>> Start

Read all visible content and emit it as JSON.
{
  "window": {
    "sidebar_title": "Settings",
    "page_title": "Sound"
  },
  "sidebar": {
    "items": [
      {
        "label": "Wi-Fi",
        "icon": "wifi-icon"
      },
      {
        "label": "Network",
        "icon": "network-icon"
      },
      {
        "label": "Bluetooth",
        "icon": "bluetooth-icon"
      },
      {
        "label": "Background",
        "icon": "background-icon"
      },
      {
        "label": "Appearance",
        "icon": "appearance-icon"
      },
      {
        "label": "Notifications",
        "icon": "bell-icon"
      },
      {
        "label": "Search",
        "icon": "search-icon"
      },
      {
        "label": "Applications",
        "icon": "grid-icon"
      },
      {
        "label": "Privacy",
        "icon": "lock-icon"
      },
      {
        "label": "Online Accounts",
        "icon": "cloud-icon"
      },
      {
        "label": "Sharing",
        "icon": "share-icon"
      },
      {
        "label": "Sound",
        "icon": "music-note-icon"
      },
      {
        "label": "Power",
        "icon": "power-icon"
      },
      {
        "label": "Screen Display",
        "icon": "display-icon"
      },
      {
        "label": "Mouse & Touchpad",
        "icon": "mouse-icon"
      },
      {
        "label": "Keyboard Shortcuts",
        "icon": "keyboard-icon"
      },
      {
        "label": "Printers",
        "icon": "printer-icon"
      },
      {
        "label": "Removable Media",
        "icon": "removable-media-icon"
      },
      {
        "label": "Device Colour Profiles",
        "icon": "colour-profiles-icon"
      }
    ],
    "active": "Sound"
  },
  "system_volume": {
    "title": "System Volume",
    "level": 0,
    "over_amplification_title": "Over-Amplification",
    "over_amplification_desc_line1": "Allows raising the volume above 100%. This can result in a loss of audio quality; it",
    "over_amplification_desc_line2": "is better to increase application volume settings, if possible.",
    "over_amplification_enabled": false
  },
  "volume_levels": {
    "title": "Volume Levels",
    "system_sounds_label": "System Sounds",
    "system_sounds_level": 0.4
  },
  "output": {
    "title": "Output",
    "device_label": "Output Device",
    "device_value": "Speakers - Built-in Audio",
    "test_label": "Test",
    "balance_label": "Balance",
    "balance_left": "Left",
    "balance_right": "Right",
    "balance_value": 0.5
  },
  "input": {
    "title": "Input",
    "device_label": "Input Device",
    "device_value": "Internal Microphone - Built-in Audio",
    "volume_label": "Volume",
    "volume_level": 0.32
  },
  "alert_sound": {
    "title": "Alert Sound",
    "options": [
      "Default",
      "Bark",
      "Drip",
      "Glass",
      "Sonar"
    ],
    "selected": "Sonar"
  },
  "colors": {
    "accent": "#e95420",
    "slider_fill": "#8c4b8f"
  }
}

>> End
>> Start

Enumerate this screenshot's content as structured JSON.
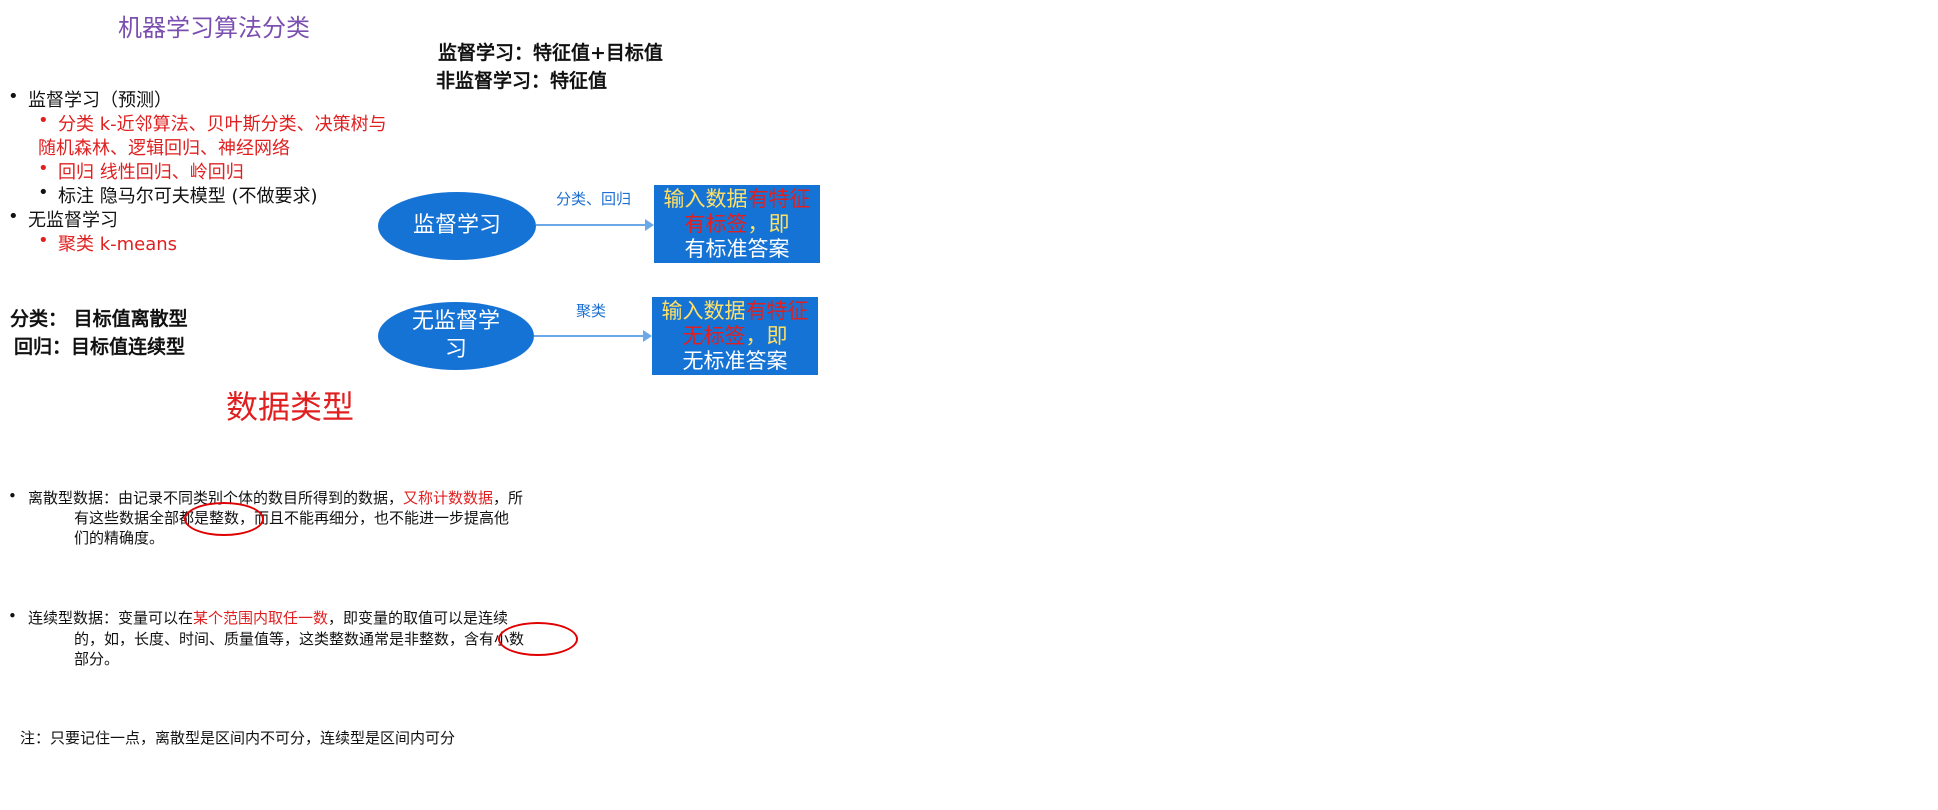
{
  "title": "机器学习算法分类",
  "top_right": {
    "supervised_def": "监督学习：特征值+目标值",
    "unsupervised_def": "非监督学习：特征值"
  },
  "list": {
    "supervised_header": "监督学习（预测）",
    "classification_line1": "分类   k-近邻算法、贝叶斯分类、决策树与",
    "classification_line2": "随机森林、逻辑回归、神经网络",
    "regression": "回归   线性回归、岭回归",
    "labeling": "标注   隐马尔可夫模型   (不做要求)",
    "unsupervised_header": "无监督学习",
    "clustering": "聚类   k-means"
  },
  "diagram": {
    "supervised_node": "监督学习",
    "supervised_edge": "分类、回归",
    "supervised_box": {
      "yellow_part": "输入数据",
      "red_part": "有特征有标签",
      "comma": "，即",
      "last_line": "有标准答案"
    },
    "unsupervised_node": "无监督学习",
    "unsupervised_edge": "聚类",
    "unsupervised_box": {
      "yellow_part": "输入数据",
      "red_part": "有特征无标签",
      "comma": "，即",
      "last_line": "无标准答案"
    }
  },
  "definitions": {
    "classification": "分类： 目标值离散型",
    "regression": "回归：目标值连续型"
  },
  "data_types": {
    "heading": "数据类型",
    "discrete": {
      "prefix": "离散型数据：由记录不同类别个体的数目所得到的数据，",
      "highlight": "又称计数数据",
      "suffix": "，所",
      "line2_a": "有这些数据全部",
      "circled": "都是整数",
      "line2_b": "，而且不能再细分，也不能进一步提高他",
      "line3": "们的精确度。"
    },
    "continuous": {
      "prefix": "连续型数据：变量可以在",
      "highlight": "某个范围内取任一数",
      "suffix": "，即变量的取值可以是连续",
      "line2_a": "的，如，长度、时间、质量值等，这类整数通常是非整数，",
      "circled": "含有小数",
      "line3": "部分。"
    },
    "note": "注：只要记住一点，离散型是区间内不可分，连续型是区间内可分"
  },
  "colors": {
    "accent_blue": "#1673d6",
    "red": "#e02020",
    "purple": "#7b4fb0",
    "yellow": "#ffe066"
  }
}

>> End

Take every line containing the word "regression" and copy it.

### Answer in full
    "regression": "回归   线性回归、岭回归",
    "regression": "回归：目标值连续型"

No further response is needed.